• [To be done] Go through the entries below and copy each line containing the word "name".
═══ The input ═══
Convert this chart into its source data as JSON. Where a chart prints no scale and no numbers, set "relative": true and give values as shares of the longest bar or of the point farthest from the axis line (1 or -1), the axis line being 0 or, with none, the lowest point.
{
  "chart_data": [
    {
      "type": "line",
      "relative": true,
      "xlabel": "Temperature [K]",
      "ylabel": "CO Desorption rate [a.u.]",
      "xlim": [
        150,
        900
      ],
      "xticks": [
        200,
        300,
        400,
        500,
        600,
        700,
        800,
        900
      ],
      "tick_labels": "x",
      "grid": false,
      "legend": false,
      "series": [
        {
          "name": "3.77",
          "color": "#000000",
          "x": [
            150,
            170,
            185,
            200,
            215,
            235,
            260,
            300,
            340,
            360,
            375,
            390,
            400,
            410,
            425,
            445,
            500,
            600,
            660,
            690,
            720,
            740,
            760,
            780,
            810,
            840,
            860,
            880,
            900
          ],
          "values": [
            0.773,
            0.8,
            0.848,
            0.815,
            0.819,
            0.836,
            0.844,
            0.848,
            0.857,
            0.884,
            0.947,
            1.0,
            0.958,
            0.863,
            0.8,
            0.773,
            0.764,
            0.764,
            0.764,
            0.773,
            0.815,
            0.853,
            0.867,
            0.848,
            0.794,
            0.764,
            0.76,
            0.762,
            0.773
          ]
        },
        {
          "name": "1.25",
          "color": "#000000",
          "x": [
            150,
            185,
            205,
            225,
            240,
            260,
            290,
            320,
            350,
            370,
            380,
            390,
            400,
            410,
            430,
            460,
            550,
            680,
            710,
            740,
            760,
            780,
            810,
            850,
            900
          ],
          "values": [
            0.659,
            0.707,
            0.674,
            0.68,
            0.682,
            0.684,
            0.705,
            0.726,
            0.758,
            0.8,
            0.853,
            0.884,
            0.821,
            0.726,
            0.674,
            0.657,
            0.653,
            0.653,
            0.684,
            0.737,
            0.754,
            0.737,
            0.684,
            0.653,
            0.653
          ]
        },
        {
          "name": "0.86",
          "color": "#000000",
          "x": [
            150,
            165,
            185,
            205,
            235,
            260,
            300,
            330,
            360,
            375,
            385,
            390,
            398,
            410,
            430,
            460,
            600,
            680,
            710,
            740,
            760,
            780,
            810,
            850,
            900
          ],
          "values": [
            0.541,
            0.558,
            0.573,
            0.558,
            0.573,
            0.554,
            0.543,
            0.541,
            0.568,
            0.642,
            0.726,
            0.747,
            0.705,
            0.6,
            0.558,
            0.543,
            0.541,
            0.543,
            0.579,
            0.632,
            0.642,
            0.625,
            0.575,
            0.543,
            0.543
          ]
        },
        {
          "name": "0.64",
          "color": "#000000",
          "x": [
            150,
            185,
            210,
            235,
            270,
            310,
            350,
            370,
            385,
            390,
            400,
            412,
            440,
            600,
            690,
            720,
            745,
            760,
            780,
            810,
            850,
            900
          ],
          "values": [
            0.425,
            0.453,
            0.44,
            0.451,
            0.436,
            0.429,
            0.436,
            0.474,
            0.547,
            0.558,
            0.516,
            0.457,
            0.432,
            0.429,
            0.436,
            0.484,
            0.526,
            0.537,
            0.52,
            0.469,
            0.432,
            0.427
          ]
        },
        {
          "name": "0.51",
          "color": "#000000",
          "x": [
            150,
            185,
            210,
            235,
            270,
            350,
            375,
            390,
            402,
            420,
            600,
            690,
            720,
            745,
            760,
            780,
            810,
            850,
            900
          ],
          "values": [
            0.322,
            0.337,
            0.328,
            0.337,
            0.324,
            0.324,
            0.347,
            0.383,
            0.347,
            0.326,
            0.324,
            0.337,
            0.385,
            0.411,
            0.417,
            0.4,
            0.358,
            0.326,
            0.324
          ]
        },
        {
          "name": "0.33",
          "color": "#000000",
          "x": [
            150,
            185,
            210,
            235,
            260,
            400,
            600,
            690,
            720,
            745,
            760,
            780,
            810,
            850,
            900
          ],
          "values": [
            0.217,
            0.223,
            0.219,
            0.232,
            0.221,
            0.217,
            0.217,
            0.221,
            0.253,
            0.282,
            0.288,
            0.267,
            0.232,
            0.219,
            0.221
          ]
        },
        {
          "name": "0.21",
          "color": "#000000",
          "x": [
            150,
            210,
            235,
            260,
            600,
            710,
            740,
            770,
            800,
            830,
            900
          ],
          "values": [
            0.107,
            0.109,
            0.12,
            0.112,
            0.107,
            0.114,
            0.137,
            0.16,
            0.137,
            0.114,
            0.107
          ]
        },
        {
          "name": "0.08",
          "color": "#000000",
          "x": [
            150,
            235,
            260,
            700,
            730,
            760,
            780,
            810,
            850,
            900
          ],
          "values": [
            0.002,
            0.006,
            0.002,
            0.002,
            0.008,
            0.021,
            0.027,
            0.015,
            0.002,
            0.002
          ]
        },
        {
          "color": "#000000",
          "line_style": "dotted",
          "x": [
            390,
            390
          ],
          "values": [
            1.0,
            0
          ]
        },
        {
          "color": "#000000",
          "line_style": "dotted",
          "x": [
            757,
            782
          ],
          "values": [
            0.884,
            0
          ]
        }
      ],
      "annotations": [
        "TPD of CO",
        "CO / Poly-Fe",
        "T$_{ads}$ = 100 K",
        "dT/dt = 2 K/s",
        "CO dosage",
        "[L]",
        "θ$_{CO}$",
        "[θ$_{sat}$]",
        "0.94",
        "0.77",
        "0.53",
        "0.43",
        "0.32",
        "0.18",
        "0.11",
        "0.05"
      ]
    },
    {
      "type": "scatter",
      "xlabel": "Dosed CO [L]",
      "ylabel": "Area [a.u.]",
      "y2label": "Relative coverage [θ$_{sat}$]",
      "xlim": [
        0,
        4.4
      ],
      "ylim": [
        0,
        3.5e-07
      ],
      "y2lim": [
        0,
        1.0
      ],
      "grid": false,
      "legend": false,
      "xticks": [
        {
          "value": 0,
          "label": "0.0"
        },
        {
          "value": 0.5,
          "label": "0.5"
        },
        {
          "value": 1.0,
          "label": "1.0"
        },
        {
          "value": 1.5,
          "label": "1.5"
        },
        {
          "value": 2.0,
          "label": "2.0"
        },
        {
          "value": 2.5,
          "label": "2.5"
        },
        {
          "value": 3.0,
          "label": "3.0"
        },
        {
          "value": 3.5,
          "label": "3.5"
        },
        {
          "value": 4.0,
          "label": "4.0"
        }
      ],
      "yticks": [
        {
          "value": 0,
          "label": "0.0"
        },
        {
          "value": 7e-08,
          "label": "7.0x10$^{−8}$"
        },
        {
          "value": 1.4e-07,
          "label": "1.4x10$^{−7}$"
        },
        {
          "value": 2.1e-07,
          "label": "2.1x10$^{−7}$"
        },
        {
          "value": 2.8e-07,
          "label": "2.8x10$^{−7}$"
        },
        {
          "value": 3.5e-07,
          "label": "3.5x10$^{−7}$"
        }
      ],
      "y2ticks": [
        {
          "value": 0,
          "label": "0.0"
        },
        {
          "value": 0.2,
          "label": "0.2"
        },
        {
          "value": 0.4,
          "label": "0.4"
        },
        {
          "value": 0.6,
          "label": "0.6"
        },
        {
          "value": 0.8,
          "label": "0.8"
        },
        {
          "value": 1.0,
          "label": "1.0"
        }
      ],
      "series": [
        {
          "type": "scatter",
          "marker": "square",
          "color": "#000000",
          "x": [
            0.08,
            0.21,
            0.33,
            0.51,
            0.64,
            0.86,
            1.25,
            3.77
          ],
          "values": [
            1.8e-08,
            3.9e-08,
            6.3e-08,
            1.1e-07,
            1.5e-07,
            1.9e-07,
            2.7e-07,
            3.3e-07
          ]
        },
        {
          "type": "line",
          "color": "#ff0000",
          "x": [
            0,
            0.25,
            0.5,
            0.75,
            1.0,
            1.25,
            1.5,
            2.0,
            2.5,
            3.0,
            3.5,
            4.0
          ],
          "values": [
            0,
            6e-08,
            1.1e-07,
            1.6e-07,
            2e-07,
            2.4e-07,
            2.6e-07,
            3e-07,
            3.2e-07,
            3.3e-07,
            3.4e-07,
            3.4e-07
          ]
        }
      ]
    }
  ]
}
═══
• [The answer]
          "name": "3.77",
          "name": "1.25",
          "name": "0.86",
          "name": "0.64",
          "name": "0.51",
          "name": "0.33",
          "name": "0.21",
          "name": "0.08",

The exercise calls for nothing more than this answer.